Start of TASK INPUTS
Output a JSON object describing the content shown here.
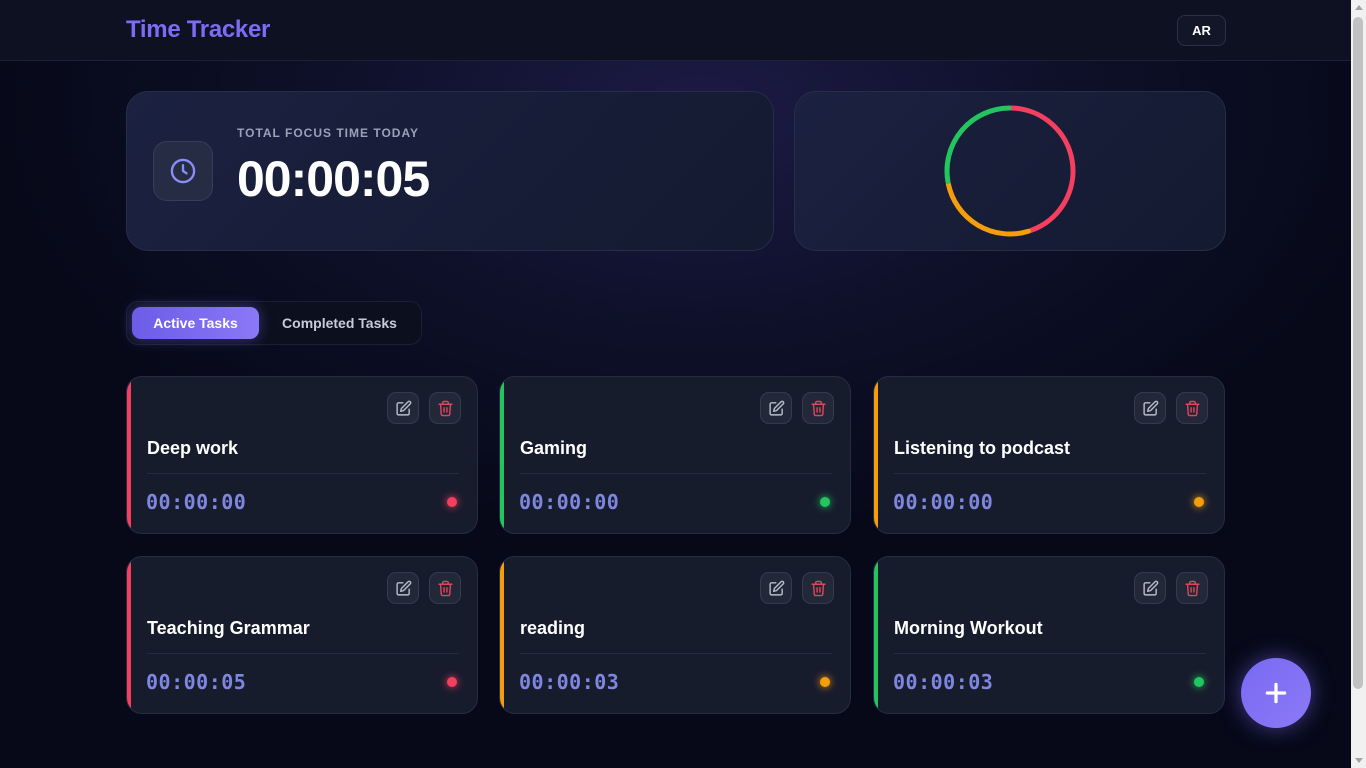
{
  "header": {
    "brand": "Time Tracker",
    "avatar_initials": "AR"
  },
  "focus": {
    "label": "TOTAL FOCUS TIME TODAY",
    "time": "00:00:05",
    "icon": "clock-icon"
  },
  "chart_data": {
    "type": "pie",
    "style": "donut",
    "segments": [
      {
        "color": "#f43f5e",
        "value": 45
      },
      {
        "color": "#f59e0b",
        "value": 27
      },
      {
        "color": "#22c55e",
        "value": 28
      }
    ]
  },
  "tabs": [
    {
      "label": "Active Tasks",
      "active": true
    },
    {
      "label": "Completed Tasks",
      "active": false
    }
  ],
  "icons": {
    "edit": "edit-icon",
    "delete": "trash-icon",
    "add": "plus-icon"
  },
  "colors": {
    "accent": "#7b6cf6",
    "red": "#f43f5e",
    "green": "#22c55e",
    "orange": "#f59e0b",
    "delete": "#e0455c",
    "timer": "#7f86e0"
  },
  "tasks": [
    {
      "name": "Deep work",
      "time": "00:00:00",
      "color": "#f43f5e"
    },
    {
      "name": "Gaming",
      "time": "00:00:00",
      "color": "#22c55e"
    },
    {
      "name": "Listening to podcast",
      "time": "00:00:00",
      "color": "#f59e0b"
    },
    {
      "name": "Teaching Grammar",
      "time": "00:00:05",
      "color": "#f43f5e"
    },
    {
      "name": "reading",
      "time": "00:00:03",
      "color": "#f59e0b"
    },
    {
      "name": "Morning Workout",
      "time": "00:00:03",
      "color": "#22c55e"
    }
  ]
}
End of TASK INPUTS
THE EXERCISE: Show the lines of the records that contain the word "label".

RESULT:
    "label": "TOTAL FOCUS TIME TODAY",
      "label": "Active Tasks",
      "label": "Completed Tasks",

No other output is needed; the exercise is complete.